* Start Data to use *
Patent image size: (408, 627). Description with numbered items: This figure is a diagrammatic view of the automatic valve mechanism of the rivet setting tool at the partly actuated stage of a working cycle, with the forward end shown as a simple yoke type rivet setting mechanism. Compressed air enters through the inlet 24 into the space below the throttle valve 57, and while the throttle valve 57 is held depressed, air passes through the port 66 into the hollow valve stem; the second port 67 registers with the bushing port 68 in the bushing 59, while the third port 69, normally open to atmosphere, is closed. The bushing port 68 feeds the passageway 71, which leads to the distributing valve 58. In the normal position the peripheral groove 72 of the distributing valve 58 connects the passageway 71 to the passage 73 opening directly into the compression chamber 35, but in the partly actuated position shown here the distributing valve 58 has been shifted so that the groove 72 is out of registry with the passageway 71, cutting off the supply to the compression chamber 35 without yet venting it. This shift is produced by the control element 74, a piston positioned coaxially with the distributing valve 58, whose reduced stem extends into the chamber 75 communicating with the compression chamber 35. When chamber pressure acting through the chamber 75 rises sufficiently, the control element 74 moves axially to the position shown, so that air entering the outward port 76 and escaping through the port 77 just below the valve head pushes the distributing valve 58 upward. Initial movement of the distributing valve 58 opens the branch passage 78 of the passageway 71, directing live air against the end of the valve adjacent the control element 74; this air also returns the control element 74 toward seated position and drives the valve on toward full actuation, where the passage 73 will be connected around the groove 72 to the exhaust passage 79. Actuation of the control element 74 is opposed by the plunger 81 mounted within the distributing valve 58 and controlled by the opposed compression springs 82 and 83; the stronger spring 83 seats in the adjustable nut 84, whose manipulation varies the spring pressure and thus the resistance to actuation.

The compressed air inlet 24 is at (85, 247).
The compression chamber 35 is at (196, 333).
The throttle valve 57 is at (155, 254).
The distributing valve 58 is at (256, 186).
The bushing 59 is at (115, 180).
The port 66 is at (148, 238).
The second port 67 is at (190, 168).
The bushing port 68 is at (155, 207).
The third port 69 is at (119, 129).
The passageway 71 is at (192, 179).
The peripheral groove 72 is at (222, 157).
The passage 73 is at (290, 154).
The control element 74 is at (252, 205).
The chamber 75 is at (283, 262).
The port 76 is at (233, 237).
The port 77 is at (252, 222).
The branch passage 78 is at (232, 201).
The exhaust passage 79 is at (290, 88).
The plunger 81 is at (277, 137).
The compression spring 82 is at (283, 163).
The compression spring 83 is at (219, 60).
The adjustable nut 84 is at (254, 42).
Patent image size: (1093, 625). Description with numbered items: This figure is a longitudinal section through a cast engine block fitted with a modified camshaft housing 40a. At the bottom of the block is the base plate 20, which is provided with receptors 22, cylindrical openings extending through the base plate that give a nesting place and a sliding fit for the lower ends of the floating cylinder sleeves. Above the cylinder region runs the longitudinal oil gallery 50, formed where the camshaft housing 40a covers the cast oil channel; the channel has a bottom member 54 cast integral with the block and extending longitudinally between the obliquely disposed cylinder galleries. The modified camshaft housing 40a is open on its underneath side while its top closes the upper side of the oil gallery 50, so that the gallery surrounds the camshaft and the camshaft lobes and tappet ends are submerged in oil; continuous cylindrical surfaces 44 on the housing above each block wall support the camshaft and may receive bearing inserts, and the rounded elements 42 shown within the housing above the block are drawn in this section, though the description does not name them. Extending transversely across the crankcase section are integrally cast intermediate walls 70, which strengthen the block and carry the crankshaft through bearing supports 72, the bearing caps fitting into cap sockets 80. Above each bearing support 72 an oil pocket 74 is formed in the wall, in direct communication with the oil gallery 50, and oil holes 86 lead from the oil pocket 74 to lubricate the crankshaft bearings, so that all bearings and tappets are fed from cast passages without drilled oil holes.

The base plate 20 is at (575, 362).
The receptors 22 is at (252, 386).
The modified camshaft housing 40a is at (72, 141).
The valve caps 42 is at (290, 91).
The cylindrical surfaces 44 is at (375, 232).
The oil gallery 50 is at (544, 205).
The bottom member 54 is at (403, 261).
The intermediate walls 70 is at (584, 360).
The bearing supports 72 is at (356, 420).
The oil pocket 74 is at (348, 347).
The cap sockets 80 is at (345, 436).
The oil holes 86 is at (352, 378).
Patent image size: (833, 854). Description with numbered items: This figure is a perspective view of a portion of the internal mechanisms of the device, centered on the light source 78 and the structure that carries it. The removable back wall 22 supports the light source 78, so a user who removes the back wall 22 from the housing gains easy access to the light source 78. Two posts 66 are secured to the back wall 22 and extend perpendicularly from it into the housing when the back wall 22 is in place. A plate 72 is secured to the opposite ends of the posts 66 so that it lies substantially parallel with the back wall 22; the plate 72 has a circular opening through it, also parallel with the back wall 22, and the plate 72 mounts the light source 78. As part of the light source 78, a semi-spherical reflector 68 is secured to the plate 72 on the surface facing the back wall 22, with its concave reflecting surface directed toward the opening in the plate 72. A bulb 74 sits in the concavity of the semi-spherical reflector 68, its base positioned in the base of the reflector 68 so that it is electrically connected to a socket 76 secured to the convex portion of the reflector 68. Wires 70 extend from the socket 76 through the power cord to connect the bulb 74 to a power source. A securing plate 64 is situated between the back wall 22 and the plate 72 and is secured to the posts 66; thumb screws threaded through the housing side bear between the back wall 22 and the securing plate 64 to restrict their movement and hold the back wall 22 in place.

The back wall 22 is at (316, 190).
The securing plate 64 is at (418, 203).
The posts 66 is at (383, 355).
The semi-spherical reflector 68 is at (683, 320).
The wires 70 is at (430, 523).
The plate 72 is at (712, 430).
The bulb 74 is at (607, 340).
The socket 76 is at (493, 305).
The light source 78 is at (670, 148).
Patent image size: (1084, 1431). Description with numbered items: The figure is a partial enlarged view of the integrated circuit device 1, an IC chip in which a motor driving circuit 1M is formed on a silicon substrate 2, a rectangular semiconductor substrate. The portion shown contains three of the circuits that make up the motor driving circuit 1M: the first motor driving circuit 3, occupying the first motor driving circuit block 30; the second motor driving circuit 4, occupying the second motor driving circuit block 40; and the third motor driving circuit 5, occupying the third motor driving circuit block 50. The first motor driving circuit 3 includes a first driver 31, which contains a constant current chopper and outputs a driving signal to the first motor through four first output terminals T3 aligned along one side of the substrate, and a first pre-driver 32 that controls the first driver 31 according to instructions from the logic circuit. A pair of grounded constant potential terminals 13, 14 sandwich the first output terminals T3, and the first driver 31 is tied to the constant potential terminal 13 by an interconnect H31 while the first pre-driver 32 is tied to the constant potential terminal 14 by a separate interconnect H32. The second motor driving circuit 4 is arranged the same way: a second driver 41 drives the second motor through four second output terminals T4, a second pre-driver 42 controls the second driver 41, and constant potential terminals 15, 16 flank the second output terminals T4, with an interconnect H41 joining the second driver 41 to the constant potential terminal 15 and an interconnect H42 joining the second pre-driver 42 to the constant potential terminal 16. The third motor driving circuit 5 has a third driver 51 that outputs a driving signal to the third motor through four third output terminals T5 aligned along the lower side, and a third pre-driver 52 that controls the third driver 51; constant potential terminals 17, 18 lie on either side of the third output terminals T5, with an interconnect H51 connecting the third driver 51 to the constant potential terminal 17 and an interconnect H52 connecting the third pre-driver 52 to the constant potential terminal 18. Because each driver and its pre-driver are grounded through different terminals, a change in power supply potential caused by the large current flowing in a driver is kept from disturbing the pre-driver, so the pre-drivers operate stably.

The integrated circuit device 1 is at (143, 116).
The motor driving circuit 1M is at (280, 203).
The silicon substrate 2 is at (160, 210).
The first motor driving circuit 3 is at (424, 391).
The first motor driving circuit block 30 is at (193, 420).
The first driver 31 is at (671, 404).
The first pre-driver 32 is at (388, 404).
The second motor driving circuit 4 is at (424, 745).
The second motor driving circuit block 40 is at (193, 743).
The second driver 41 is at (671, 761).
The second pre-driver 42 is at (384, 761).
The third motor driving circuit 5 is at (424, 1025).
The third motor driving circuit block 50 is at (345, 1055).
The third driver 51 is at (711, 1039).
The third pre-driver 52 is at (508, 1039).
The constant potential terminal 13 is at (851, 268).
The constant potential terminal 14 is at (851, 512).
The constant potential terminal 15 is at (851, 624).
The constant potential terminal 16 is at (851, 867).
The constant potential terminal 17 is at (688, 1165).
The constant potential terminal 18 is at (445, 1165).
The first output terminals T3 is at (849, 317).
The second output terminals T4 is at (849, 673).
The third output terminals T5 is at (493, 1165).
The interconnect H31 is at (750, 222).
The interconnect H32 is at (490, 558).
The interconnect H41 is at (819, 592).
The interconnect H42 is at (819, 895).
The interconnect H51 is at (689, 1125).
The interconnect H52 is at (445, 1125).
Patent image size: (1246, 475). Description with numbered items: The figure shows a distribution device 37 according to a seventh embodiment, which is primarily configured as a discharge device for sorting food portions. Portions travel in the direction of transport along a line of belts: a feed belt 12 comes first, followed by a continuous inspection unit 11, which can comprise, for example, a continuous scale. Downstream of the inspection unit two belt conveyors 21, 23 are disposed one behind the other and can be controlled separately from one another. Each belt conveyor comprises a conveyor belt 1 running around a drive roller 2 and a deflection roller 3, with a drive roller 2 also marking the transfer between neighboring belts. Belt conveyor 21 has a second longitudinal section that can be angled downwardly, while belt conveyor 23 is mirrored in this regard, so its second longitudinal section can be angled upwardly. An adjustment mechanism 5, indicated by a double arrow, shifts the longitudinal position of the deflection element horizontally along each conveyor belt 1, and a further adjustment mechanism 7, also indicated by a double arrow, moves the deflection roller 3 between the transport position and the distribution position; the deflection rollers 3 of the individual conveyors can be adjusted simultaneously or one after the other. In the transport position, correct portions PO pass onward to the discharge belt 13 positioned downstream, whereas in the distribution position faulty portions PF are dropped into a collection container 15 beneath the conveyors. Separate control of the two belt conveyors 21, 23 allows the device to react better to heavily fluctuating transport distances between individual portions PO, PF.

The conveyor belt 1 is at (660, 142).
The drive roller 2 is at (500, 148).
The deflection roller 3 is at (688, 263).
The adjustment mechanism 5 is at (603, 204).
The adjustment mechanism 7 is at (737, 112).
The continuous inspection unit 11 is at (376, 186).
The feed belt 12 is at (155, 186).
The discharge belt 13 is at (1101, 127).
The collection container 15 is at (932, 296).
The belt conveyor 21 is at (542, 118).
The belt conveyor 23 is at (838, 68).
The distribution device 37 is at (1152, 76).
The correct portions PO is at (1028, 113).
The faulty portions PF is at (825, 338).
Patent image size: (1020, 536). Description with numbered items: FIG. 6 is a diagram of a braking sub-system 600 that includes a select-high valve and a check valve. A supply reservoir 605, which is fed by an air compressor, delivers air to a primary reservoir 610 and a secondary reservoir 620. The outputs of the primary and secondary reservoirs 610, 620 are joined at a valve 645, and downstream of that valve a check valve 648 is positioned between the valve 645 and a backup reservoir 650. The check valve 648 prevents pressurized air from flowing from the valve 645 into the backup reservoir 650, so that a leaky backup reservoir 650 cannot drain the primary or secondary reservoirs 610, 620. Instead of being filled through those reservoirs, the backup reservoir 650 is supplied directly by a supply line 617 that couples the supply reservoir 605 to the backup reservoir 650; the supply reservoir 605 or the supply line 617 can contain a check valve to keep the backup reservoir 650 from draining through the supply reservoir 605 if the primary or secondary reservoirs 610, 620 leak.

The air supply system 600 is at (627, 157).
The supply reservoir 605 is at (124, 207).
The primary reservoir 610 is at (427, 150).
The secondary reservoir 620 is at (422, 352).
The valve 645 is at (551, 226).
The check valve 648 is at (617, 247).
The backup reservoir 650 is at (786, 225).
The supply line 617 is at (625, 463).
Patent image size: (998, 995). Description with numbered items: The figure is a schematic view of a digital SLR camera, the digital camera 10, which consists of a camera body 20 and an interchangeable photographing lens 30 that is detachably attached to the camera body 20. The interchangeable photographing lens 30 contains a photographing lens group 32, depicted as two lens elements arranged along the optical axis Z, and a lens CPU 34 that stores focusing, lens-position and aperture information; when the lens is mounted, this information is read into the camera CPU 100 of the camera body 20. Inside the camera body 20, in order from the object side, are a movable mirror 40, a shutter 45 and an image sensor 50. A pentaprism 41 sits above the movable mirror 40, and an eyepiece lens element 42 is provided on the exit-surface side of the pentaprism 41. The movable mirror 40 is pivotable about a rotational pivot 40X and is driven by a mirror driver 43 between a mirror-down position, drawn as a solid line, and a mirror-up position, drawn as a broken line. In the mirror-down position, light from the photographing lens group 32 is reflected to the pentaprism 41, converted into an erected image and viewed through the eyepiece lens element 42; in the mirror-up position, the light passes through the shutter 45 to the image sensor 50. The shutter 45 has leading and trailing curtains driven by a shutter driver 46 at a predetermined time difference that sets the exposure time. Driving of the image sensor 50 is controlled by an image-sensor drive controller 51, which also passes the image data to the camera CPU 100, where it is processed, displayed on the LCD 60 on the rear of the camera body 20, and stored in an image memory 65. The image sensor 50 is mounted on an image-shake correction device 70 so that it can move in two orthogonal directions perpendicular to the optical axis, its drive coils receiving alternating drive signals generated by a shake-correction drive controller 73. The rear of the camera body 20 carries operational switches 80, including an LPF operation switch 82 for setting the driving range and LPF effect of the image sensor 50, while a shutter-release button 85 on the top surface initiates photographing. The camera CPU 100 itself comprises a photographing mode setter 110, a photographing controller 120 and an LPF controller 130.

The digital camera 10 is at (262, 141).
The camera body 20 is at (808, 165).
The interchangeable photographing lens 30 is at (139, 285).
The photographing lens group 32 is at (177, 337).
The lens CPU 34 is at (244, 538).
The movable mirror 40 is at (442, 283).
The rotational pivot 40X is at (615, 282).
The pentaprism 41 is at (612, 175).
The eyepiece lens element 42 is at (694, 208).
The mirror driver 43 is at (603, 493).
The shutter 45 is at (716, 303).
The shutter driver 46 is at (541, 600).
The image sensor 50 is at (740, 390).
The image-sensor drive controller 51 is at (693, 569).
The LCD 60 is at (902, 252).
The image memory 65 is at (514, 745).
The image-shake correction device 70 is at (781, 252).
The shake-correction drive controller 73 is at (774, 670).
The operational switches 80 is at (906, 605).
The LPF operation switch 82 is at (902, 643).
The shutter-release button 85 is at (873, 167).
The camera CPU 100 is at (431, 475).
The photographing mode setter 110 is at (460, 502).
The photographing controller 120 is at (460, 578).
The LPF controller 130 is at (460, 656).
* End Data to use *
Requirements
Copy the stretch of the records above from the line containing "Patent image size: (833, 854)." through the line containing "The posts 66 is at (383, 355).", reproducing each line without any change.

The answer
Patent image size: (833, 854). Description with numbered items: This figure is a perspective view of a portion of the internal mechanisms of the device, centered on the light source 78 and the structure that carries it. The removable back wall 22 supports the light source 78, so a user who removes the back wall 22 from the housing gains easy access to the light source 78. Two posts 66 are secured to the back wall 22 and extend perpendicularly from it into the housing when the back wall 22 is in place. A plate 72 is secured to the opposite ends of the posts 66 so that it lies substantially parallel with the back wall 22; the plate 72 has a circular opening through it, also parallel with the back wall 22, and the plate 72 mounts the light source 78. As part of the light source 78, a semi-spherical reflector 68 is secured to the plate 72 on the surface facing the back wall 22, with its concave reflecting surface directed toward the opening in the plate 72. A bulb 74 sits in the concavity of the semi-spherical reflector 68, its base positioned in the base of the reflector 68 so that it is electrically connected to a socket 76 secured to the convex portion of the reflector 68. Wires 70 extend from the socket 76 through the power cord to connect the bulb 74 to a power source. A securing plate 64 is situated between the back wall 22 and the plate 72 and is secured to the posts 66; thumb screws threaded through the housing side bear between the back wall 22 and the securing plate 64 to restrict their movement and hold the back wall 22 in place.

The back wall 22 is at (316, 190).
The securing plate 64 is at (418, 203).
The posts 66 is at (383, 355).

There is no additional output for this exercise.